EXERCISE INSTRUCTIONS:
Gather up all lines that carry the word "Rocky".

•••

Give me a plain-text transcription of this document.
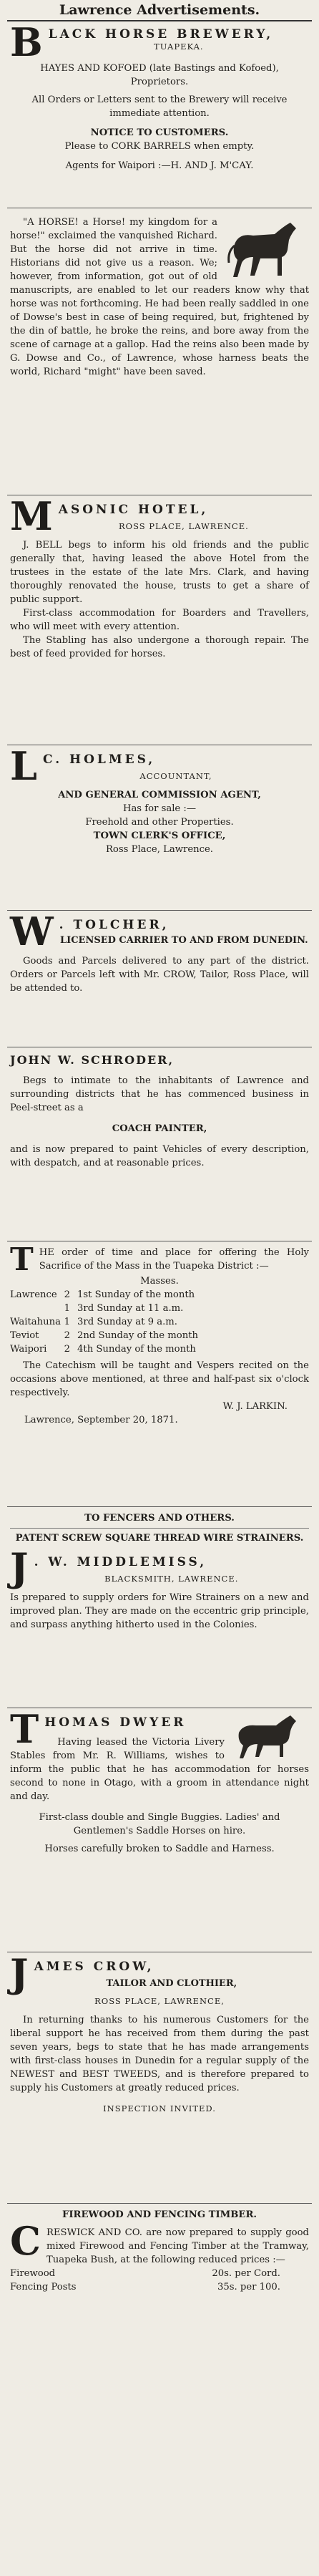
Lawrence Advertisements.
B LACK HORSE BREWERY,
TUAPEKA.

HAYES AND KOFOED (late Bastings and Kofoed), Proprietors.

All Orders or Letters sent to the Brewery will receive immediate attention.

NOTICE TO CUSTOMERS.

Please to CORK BARRELS when empty.

Agents for Waipori :—H. AND J. M'CAY.

"A HORSE! a Horse! my kingdom for a horse!" exclaimed the vanquished Richard. But the horse did not arrive in time. Historians did not give us a reason. We; however, from information, got out of old manuscripts, are enabled to let our readers know why that horse was not forthcoming. He had been really saddled in one of Dowse's best in case of being required, but, frightened by the din of battle, he broke the reins, and bore away from the scene of carnage at a gallop. Had the reins also been made by G. Dowse and Co., of Lawrence, whose harness beats the world, Richard "might" have been saved.

M ASONIC HOTEL,
ROSS PLACE, LAWRENCE.

J. BELL begs to inform his old friends and the public generally that, having leased the above Hotel from the trustees in the estate of the late Mrs. Clark, and having thoroughly renovated the house, trusts to get a share of public support.

First-class accommodation for Boarders and Travellers, who will meet with every attention.

The Stabling has also undergone a thorough repair. The best of feed provided for horses.

L C. HOLMES,
ACCOUNTANT,

AND GENERAL COMMISSION AGENT,

Has for sale :—

Freehold and other Properties.

TOWN CLERK'S OFFICE,

Ross Place, Lawrence.

W . TOLCHER,
LICENSED CARRIER TO AND FROM DUNEDIN.

Goods and Parcels delivered to any part of the district. Orders or Parcels left with Mr. CROW, Tailor, Ross Place, will be attended to.

JOHN W. SCHRODER,

Begs to intimate to the inhabitants of Lawrence and surrounding districts that he has commenced business in Peel-street as a

COACH PAINTER,

and is now prepared to paint Vehicles of every description, with despatch, and at reasonable prices.

T HE order of time and place for offering the Holy Sacrifice of the Mass in the Tuapeka District :—

Masses.

Lawrence 2 1st Sunday of the month
1 3rd Sunday at 11 a.m.
Waitahuna 1 3rd Sunday at 9 a.m.
Teviot	2 2nd Sunday of the month
Waipori	2 4th Sunday of the month

The Catechism will be taught and Vespers recited on the occasions above mentioned, at three and half-past six o'clock respectively.

W. J. LARKIN.

Lawrence, September 20, 1871.

TO FENCERS AND OTHERS.

PATENT SCREW SQUARE THREAD WIRE STRAINERS.

J . W. MIDDLEMISS,
BLACKSMITH, LAWRENCE.

Is prepared to supply orders for Wire Strainers on a new and improved plan. They are made on the eccentric grip principle, and surpass anything hitherto used in the Colonies.

T HOMAS DWYER

Having leased the Victoria Livery Stables from Mr. R. Williams, wishes to inform the public that he has accommodation for horses second to none in Otago, with a groom in attendance night and day.

First-class double and Single Buggies. Ladies' and Gentlemen's Saddle Horses on hire.

Horses carefully broken to Saddle and Harness.

J AMES CROW,
TAILOR AND CLOTHIER,
ROSS PLACE, LAWRENCE,

In returning thanks to his numerous Customers for the liberal support he has received from them during the past seven years, begs to state that he has made arrangements with first-class houses in Dunedin for a regular supply of the NEWEST and BEST TWEEDS, and is therefore prepared to supply his Customers at greatly reduced prices.

INSPECTION INVITED.

FIREWOOD AND FENCING TIMBER.

C RESWICK AND CO. are now prepared to supply good mixed Firewood and Fencing Timber at the Tramway, Tuapeka Bush, at the following reduced prices :—

Firewood	20s. per Cord.
Fencing Posts	35s. per 100.
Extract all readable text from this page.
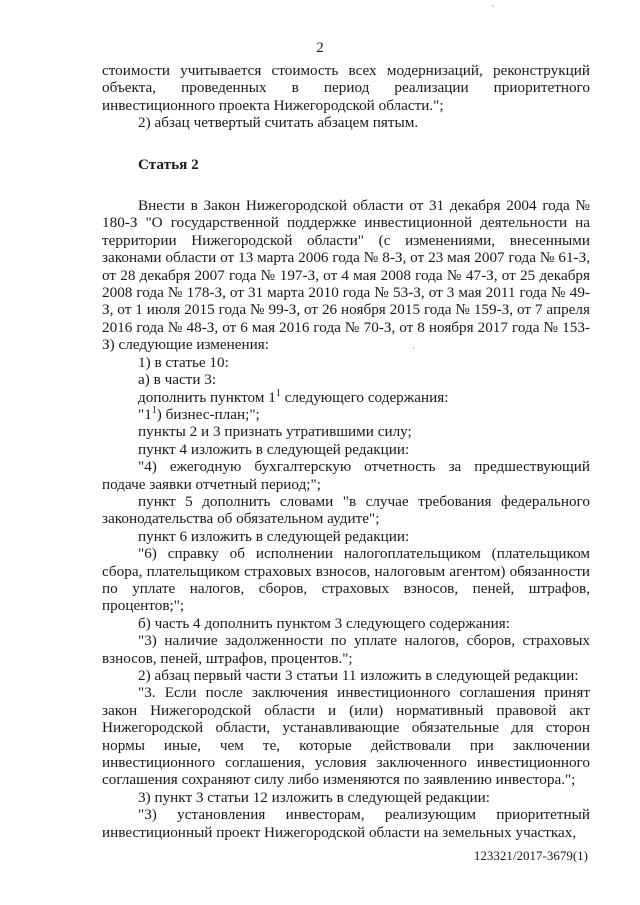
′
·
2

стоимости учитывается стоимость всех модернизаций, реконструкций объекта, проведенных в период реализации приоритетного инвестиционного проекта Нижегородской области.";

2) абзац четвертый считать абзацем пятым.

Статья 2

Внести в Закон Нижегородской области от 31 декабря 2004 года № 180-З "О государственной поддержке инвестиционной деятельности на территории Нижегородской области" (с изменениями, внесенными законами области от 13 марта 2006 года № 8-З, от 23 мая 2007 года № 61-З, от 28 декабря 2007 года № 197-З, от 4 мая 2008 года № 47-З, от 25 декабря 2008 года № 178-З, от 31 марта 2010 года № 53-З, от 3 мая 2011 года № 49-З, от 1 июля 2015 года № 99-З, от 26 ноября 2015 года № 159-З, от 7 апреля 2016 года № 48-З, от 6 мая 2016 года № 70-З, от 8 ноября 2017 года № 153-З) следующие изменения:

1) в статье 10:

а) в части 3:

дополнить пунктом $1^1$ следующего содержания:

"$1^1$) бизнес-план;";

пункты 2 и 3 признать утратившими силу;

пункт 4 изложить в следующей редакции:

"4) ежегодную бухгалтерскую отчетность за предшествующий подаче заявки отчетный период;";

пункт 5 дополнить словами "в случае требования федерального законодательства об обязательном аудите";

пункт 6 изложить в следующей редакции:

"6) справку об исполнении налогоплательщиком (плательщиком сбора, плательщиком страховых взносов, налоговым агентом) обязанности по уплате налогов, сборов, страховых взносов, пеней, штрафов, процентов;";

б) часть 4 дополнить пунктом 3 следующего содержания:

"3) наличие задолженности по уплате налогов, сборов, страховых взносов, пеней, штрафов, процентов.";

2) абзац первый части 3 статьи 11 изложить в следующей редакции:

"3. Если после заключения инвестиционного соглашения принят закон Нижегородской области и (или) нормативный правовой акт Нижегородской области, устанавливающие обязательные для сторон нормы иные, чем те, которые действовали при заключении инвестиционного соглашения, условия заключенного инвестиционного соглашения сохраняют силу либо изменяются по заявлению инвестора.";

3) пункт 3 статьи 12 изложить в следующей редакции:

"3) установления инвесторам, реализующим приоритетный инвестиционный проект Нижегородской области на земельных участках,

123321/2017-3679(1)
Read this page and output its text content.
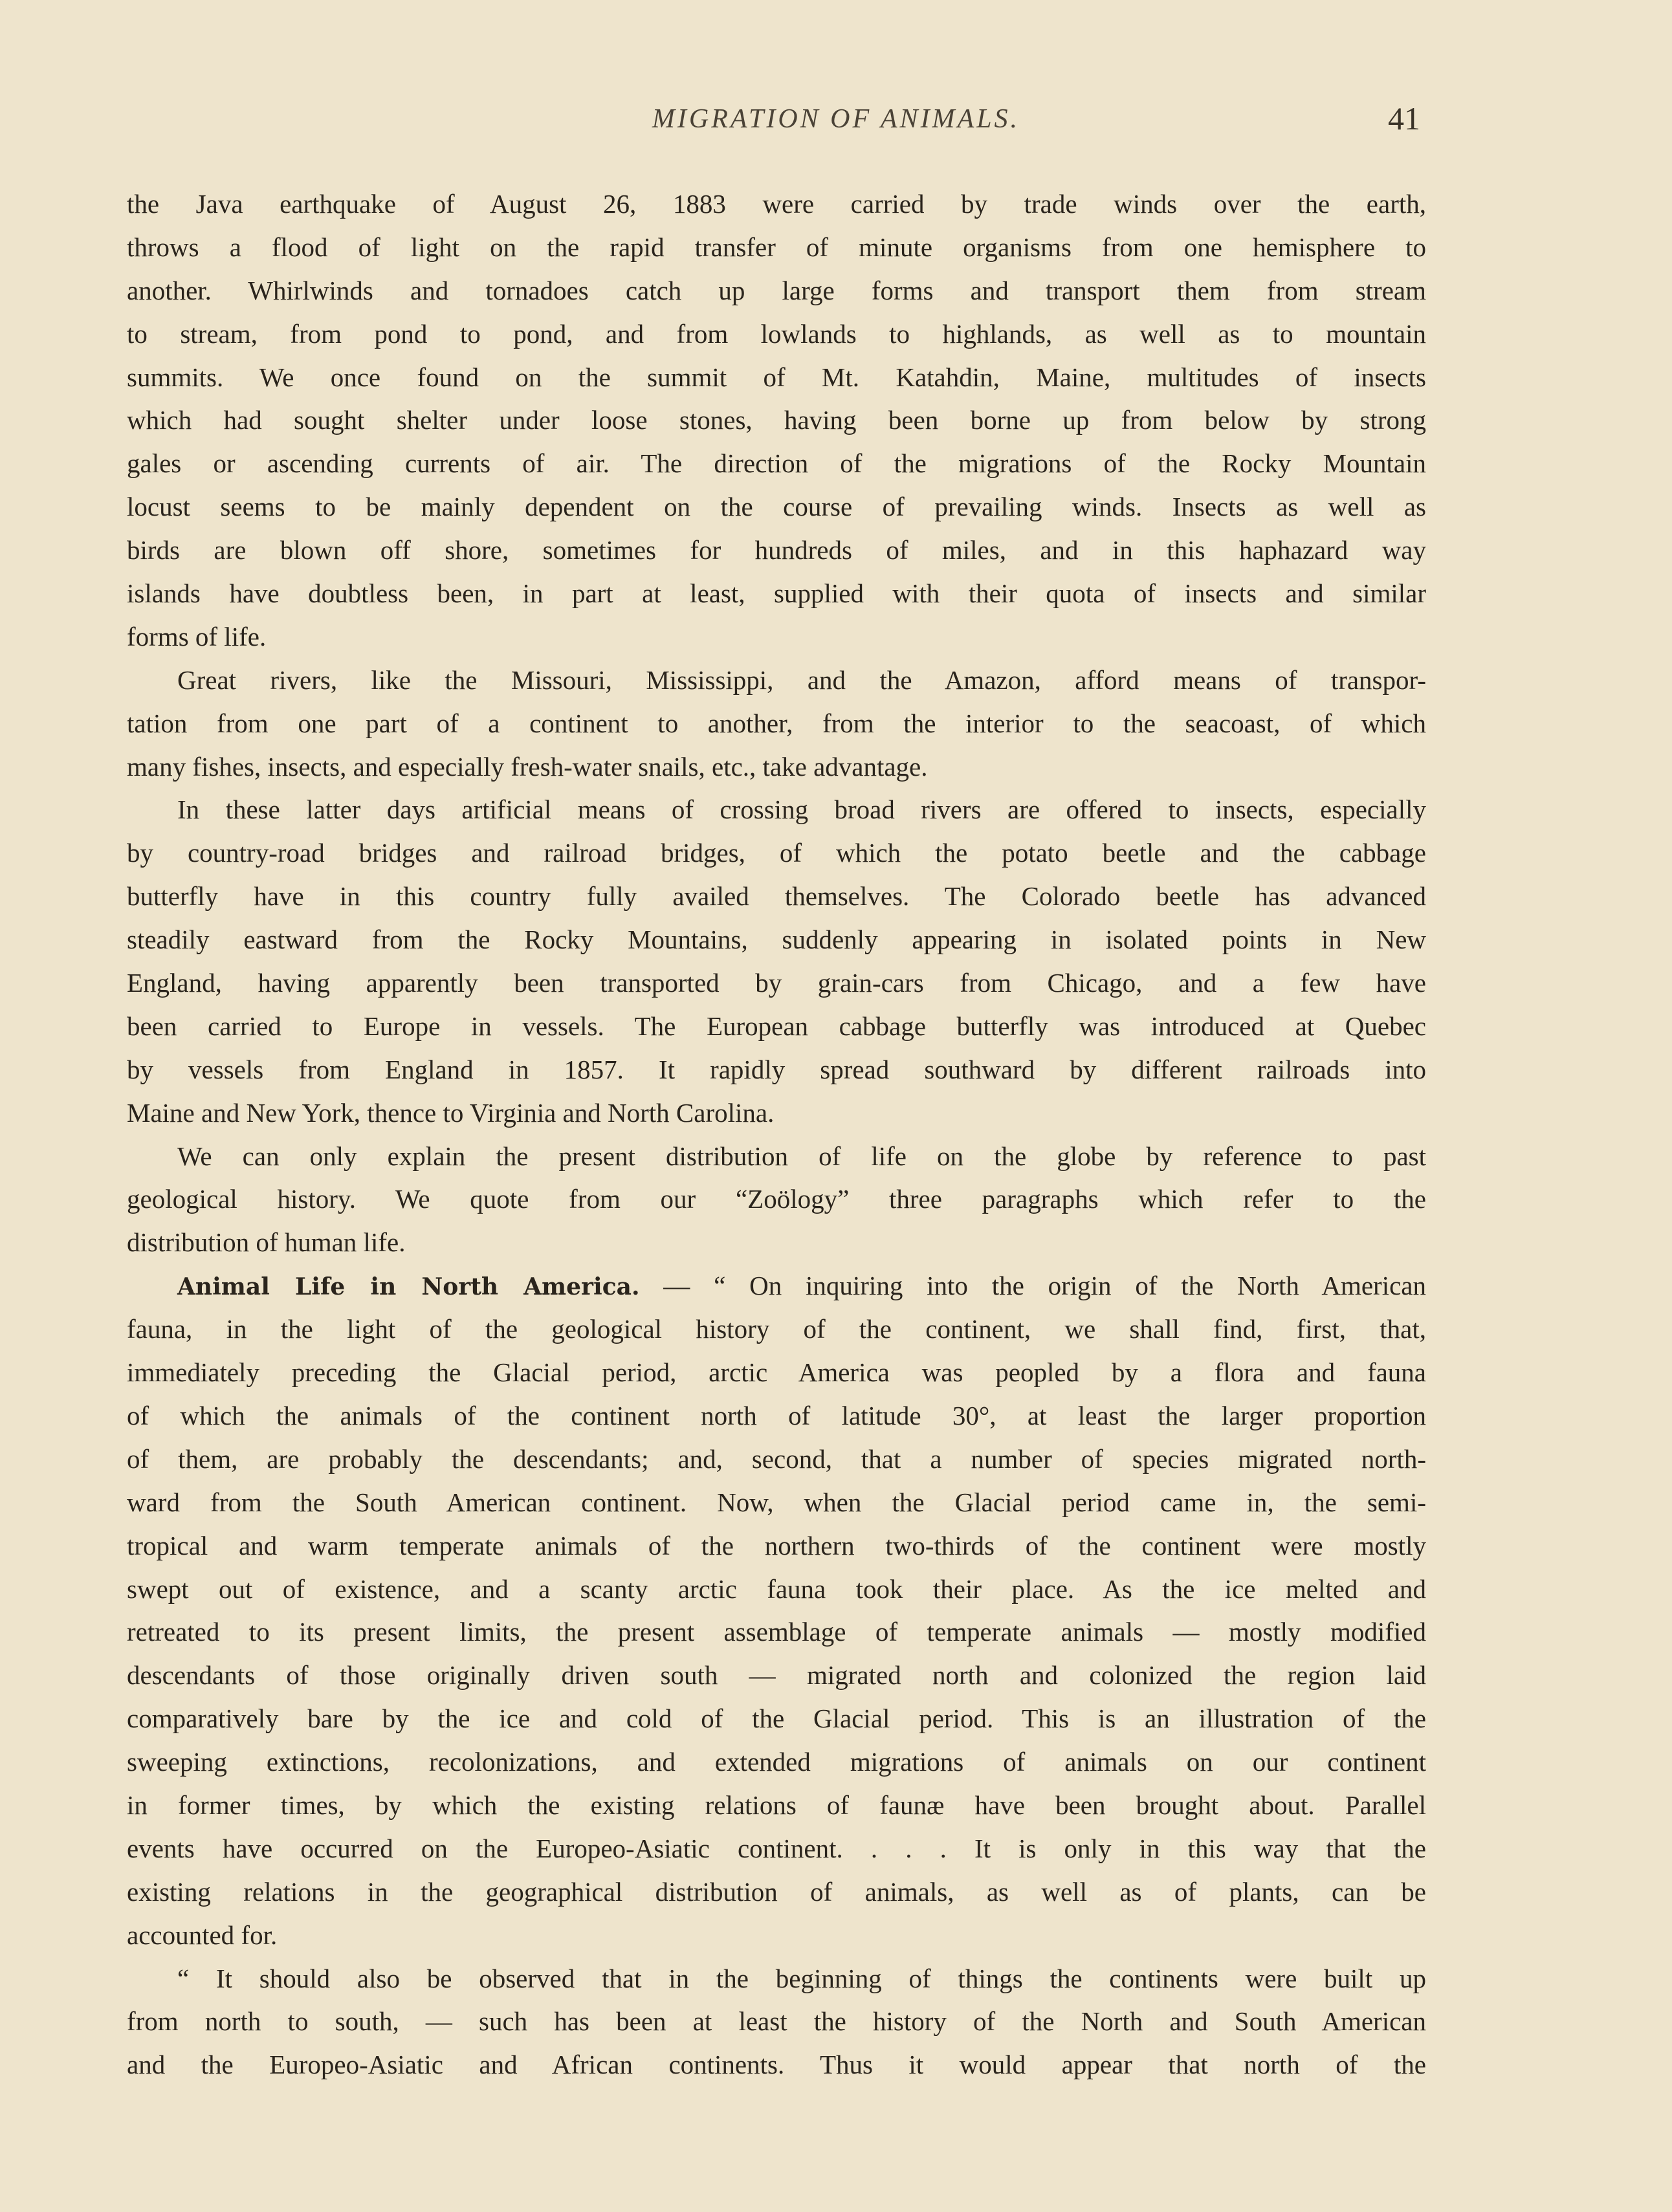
MIGRATION OF ANIMALS.	41
the Java earthquake of August 26, 1883 were carried by trade winds over the earth,
throws a flood of light on the rapid transfer of minute organisms from one hemisphere to
another. Whirlwinds and tornadoes catch up large forms and transport them from stream
to stream, from pond to pond, and from lowlands to highlands, as well as to mountain
summits. We once found on the summit of Mt. Katahdin, Maine, multitudes of insects
which had sought shelter under loose stones, having been borne up from below by strong
gales or ascending currents of air. The direction of the migrations of the Rocky Mountain
locust seems to be mainly dependent on the course of prevailing winds. Insects as well as
birds are blown off shore, sometimes for hundreds of miles, and in this haphazard way
islands have doubtless been, in part at least, supplied with their quota of insects and similar
forms of life.
Great rivers, like the Missouri, Mississippi, and the Amazon, afford means of transpor-
tation from one part of a continent to another, from the interior to the seacoast, of which
many fishes, insects, and especially fresh-water snails, etc., take advantage.
In these latter days artificial means of crossing broad rivers are offered to insects, especially
by country-road bridges and railroad bridges, of which the potato beetle and the cabbage
butterfly have in this country fully availed themselves. The Colorado beetle has advanced
steadily eastward from the Rocky Mountains, suddenly appearing in isolated points in New
England, having apparently been transported by grain-cars from Chicago, and a few have
been carried to Europe in vessels. The European cabbage butterfly was introduced at Quebec
by vessels from England in 1857. It rapidly spread southward by different railroads into
Maine and New York, thence to Virginia and North Carolina.
We can only explain the present distribution of life on the globe by reference to past
geological history. We quote from our “Zoölogy” three paragraphs which refer to the
distribution of human life.
Animal Life in North America. — “ On inquiring into the origin of the North American
fauna, in the light of the geological history of the continent, we shall find, first, that,
immediately preceding the Glacial period, arctic America was peopled by a flora and fauna
of which the animals of the continent north of latitude 30°, at least the larger proportion
of them, are probably the descendants; and, second, that a number of species migrated north-
ward from the South American continent. Now, when the Glacial period came in, the semi-
tropical and warm temperate animals of the northern two-thirds of the continent were mostly
swept out of existence, and a scanty arctic fauna took their place. As the ice melted and
retreated to its present limits, the present assemblage of temperate animals — mostly modified
descendants of those originally driven south — migrated north and colonized the region laid
comparatively bare by the ice and cold of the Glacial period. This is an illustration of the
sweeping extinctions, recolonizations, and extended migrations of animals on our continent
in former times, by which the existing relations of faunæ have been brought about. Parallel
events have occurred on the Europeo-Asiatic continent. . . . It is only in this way that the
existing relations in the geographical distribution of animals, as well as of plants, can be
accounted for.
“ It should also be observed that in the beginning of things the continents were built up
from north to south, — such has been at least the history of the North and South American
and the Europeo-Asiatic and African continents. Thus it would appear that north of the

•••

SOLUTION BELOW:
gales or ascending currents of air. The direction of the migrations of the Rocky Mountain
steadily eastward from the Rocky Mountains, suddenly appearing in isolated points in New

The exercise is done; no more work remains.